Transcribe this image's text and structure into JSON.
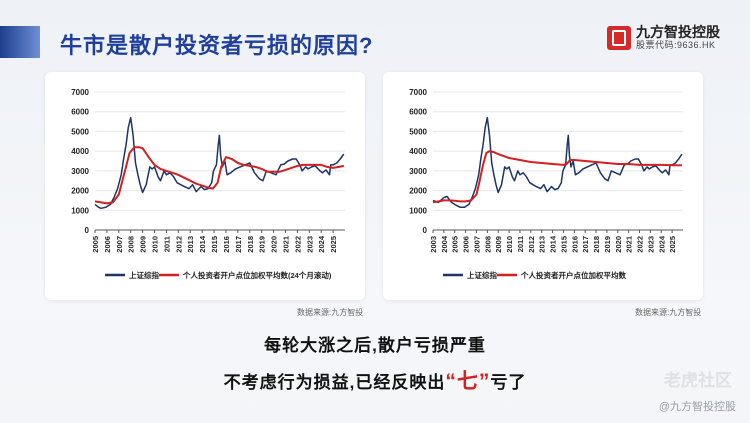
{
  "header": {
    "title": "牛市是散户投资者亏损的原因?"
  },
  "logo": {
    "name": "九方智投控股",
    "code": "股票代码:9636.HK"
  },
  "sources": [
    "数据来源:九方智投",
    "数据来源:九方智投"
  ],
  "summary": {
    "line1": "每轮大涨之后,散户亏损严重",
    "line2_pre": "不考虑行为损益,已经反映出",
    "line2_highlight": "“七”",
    "line2_post": "亏了"
  },
  "watermark": {
    "main": "老虎社区",
    "sub": "@九方智投控股"
  },
  "colors": {
    "index_line": "#1d3466",
    "investor_line": "#d42020",
    "title": "#1f3f9a"
  },
  "chart_data": [
    {
      "type": "line",
      "ylim": [
        0,
        7000
      ],
      "yticks": [
        0,
        1000,
        2000,
        3000,
        4000,
        5000,
        6000,
        7000
      ],
      "xlim": [
        2005,
        2026
      ],
      "xticks": [
        "2005",
        "2006",
        "2007",
        "2008",
        "2009",
        "2010",
        "2011",
        "2012",
        "2013",
        "2014",
        "2015",
        "2016",
        "2017",
        "2018",
        "2019",
        "2020",
        "2021",
        "2022",
        "2023",
        "2024",
        "2025"
      ],
      "grid": true,
      "legend": "bottom",
      "series": [
        {
          "name": "上证综指",
          "color": "#1d3466",
          "x": [
            2005.0,
            2005.3,
            2005.5,
            2005.9,
            2006.3,
            2006.6,
            2006.9,
            2007.2,
            2007.4,
            2007.6,
            2007.8,
            2008.0,
            2008.2,
            2008.4,
            2008.6,
            2008.8,
            2009.0,
            2009.3,
            2009.6,
            2009.8,
            2010.0,
            2010.3,
            2010.5,
            2010.8,
            2011.0,
            2011.3,
            2011.6,
            2011.9,
            2012.2,
            2012.5,
            2012.9,
            2013.2,
            2013.5,
            2013.9,
            2014.2,
            2014.5,
            2014.8,
            2014.95,
            2015.2,
            2015.35,
            2015.45,
            2015.55,
            2015.7,
            2015.9,
            2016.1,
            2016.4,
            2016.8,
            2017.2,
            2017.6,
            2018.0,
            2018.4,
            2018.8,
            2019.1,
            2019.4,
            2019.8,
            2020.2,
            2020.6,
            2020.9,
            2021.2,
            2021.6,
            2021.9,
            2022.2,
            2022.4,
            2022.7,
            2022.9,
            2023.2,
            2023.5,
            2023.9,
            2024.1,
            2024.4,
            2024.7,
            2024.8,
            2025.0,
            2025.3,
            2025.6,
            2025.9
          ],
          "y": [
            1300,
            1150,
            1100,
            1150,
            1300,
            1650,
            2100,
            2800,
            3600,
            4300,
            5200,
            5700,
            4800,
            3400,
            2800,
            2300,
            1900,
            2300,
            3200,
            3100,
            3200,
            2700,
            2500,
            3000,
            2800,
            2900,
            2700,
            2400,
            2300,
            2200,
            2100,
            2300,
            1950,
            2200,
            2050,
            2100,
            2400,
            3000,
            3300,
            4300,
            4800,
            3800,
            3200,
            3500,
            2800,
            2900,
            3100,
            3200,
            3300,
            3400,
            2900,
            2600,
            2500,
            3000,
            2900,
            2800,
            3300,
            3350,
            3500,
            3600,
            3600,
            3300,
            3000,
            3200,
            3100,
            3200,
            3250,
            3000,
            2900,
            3050,
            2800,
            3300,
            3300,
            3400,
            3600,
            3850
          ]
        },
        {
          "name": "个人投资者开户点位加权平均数(24个月滚动)",
          "color": "#d42020",
          "x": [
            2005.0,
            2005.5,
            2006.0,
            2006.5,
            2007.0,
            2007.3,
            2007.6,
            2007.9,
            2008.3,
            2008.7,
            2009.0,
            2009.5,
            2010.0,
            2010.5,
            2011.0,
            2011.5,
            2012.0,
            2012.5,
            2013.0,
            2013.5,
            2014.0,
            2014.5,
            2014.9,
            2015.3,
            2015.6,
            2016.0,
            2016.5,
            2017.0,
            2017.5,
            2018.0,
            2018.5,
            2019.0,
            2019.5,
            2020.0,
            2020.5,
            2021.0,
            2021.5,
            2022.0,
            2022.5,
            2023.0,
            2023.5,
            2024.0,
            2024.5,
            2025.0,
            2025.5,
            2025.9
          ],
          "y": [
            1450,
            1400,
            1350,
            1400,
            1800,
            2500,
            3200,
            3900,
            4200,
            4200,
            4150,
            3700,
            3300,
            3100,
            3000,
            2900,
            2800,
            2650,
            2500,
            2350,
            2250,
            2150,
            2100,
            2400,
            3200,
            3700,
            3600,
            3400,
            3300,
            3250,
            3200,
            3100,
            2950,
            2950,
            2950,
            3050,
            3150,
            3250,
            3300,
            3300,
            3300,
            3300,
            3200,
            3150,
            3200,
            3250
          ]
        }
      ]
    },
    {
      "type": "line",
      "ylim": [
        0,
        7000
      ],
      "yticks": [
        0,
        1000,
        2000,
        3000,
        4000,
        5000,
        6000,
        7000
      ],
      "xlim": [
        2003,
        2026
      ],
      "xticks": [
        "2003",
        "2004",
        "2005",
        "2006",
        "2007",
        "2008",
        "2009",
        "2010",
        "2011",
        "2012",
        "2013",
        "2014",
        "2015",
        "2016",
        "2017",
        "2018",
        "2019",
        "2020",
        "2021",
        "2022",
        "2023",
        "2024",
        "2025"
      ],
      "grid": true,
      "legend": "bottom",
      "series": [
        {
          "name": "上证综指",
          "color": "#1d3466",
          "x": [
            2003.0,
            2003.5,
            2004.0,
            2004.3,
            2004.7,
            2005.0,
            2005.5,
            2005.9,
            2006.3,
            2006.6,
            2006.9,
            2007.2,
            2007.4,
            2007.6,
            2007.8,
            2008.0,
            2008.2,
            2008.4,
            2008.6,
            2008.8,
            2009.0,
            2009.3,
            2009.6,
            2009.8,
            2010.0,
            2010.3,
            2010.5,
            2010.8,
            2011.0,
            2011.3,
            2011.6,
            2011.9,
            2012.2,
            2012.5,
            2012.9,
            2013.2,
            2013.5,
            2013.9,
            2014.2,
            2014.5,
            2014.8,
            2014.95,
            2015.2,
            2015.35,
            2015.45,
            2015.55,
            2015.7,
            2015.9,
            2016.1,
            2016.4,
            2016.8,
            2017.2,
            2017.6,
            2018.0,
            2018.4,
            2018.8,
            2019.1,
            2019.4,
            2019.8,
            2020.2,
            2020.6,
            2020.9,
            2021.2,
            2021.6,
            2021.9,
            2022.2,
            2022.4,
            2022.7,
            2022.9,
            2023.2,
            2023.5,
            2023.9,
            2024.1,
            2024.4,
            2024.7,
            2024.8,
            2025.0,
            2025.3,
            2025.6,
            2025.9
          ],
          "y": [
            1500,
            1400,
            1650,
            1700,
            1400,
            1300,
            1150,
            1150,
            1300,
            1650,
            2100,
            2800,
            3600,
            4300,
            5200,
            5700,
            4800,
            3400,
            2800,
            2300,
            1900,
            2300,
            3200,
            3100,
            3200,
            2700,
            2500,
            3000,
            2800,
            2900,
            2700,
            2400,
            2300,
            2200,
            2100,
            2300,
            1950,
            2200,
            2050,
            2100,
            2400,
            3000,
            3300,
            4300,
            4800,
            3800,
            3200,
            3500,
            2800,
            2900,
            3100,
            3200,
            3300,
            3400,
            2900,
            2600,
            2500,
            3000,
            2900,
            2800,
            3300,
            3350,
            3500,
            3600,
            3600,
            3300,
            3000,
            3200,
            3100,
            3200,
            3250,
            3000,
            2900,
            3050,
            2800,
            3300,
            3300,
            3400,
            3600,
            3850
          ]
        },
        {
          "name": "个人投资者开户点位加权平均数",
          "color": "#d42020",
          "x": [
            2003.0,
            2003.5,
            2004.0,
            2004.5,
            2005.0,
            2005.5,
            2006.0,
            2006.5,
            2007.0,
            2007.3,
            2007.6,
            2007.9,
            2008.2,
            2008.6,
            2009.0,
            2009.5,
            2010.0,
            2011.0,
            2012.0,
            2013.0,
            2014.0,
            2015.0,
            2015.3,
            2015.6,
            2016.0,
            2017.0,
            2018.0,
            2019.0,
            2020.0,
            2021.0,
            2022.0,
            2023.0,
            2024.0,
            2025.0,
            2025.9
          ],
          "y": [
            1400,
            1450,
            1500,
            1500,
            1480,
            1450,
            1450,
            1500,
            1800,
            2500,
            3300,
            3900,
            4000,
            3950,
            3850,
            3750,
            3650,
            3550,
            3450,
            3400,
            3350,
            3300,
            3350,
            3550,
            3550,
            3500,
            3450,
            3400,
            3350,
            3350,
            3300,
            3300,
            3300,
            3280,
            3280
          ]
        }
      ]
    }
  ]
}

● Required work: From the data above, work out how many lines hold "name". Answer with the number alone.

● Result of the exercise: 5